• _WORK INSTRUCTIONS_: Copy every line of the records below where the word "Mécanique" occurs.

-*-*-

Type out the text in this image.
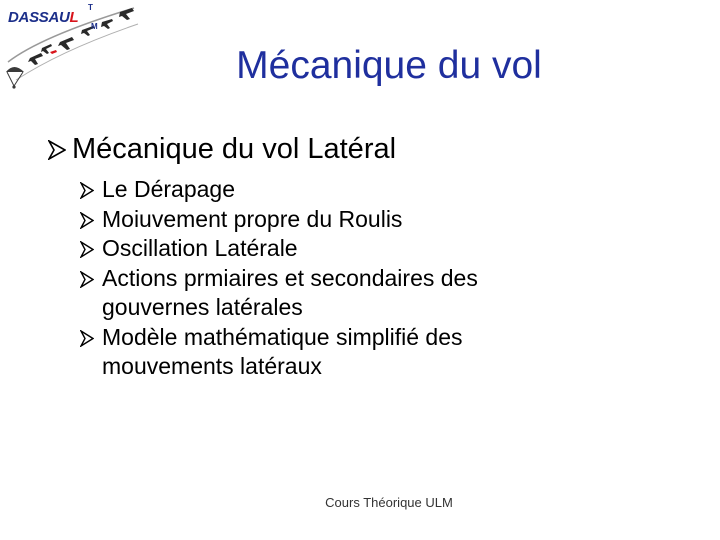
DASSAUL
T
M
Mécanique du vol
Mécanique du vol Latéral
Le Dérapage
Moiuvement propre du Roulis
Oscillation Latérale
Actions prmiaires et secondaires des
gouvernes latérales
Modèle mathématique simplifié des
mouvements latéraux
Cours Théorique ULM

-*-*-

• _THE COMPLETED TASK_:
Mécanique du vol
Mécanique du vol Latéral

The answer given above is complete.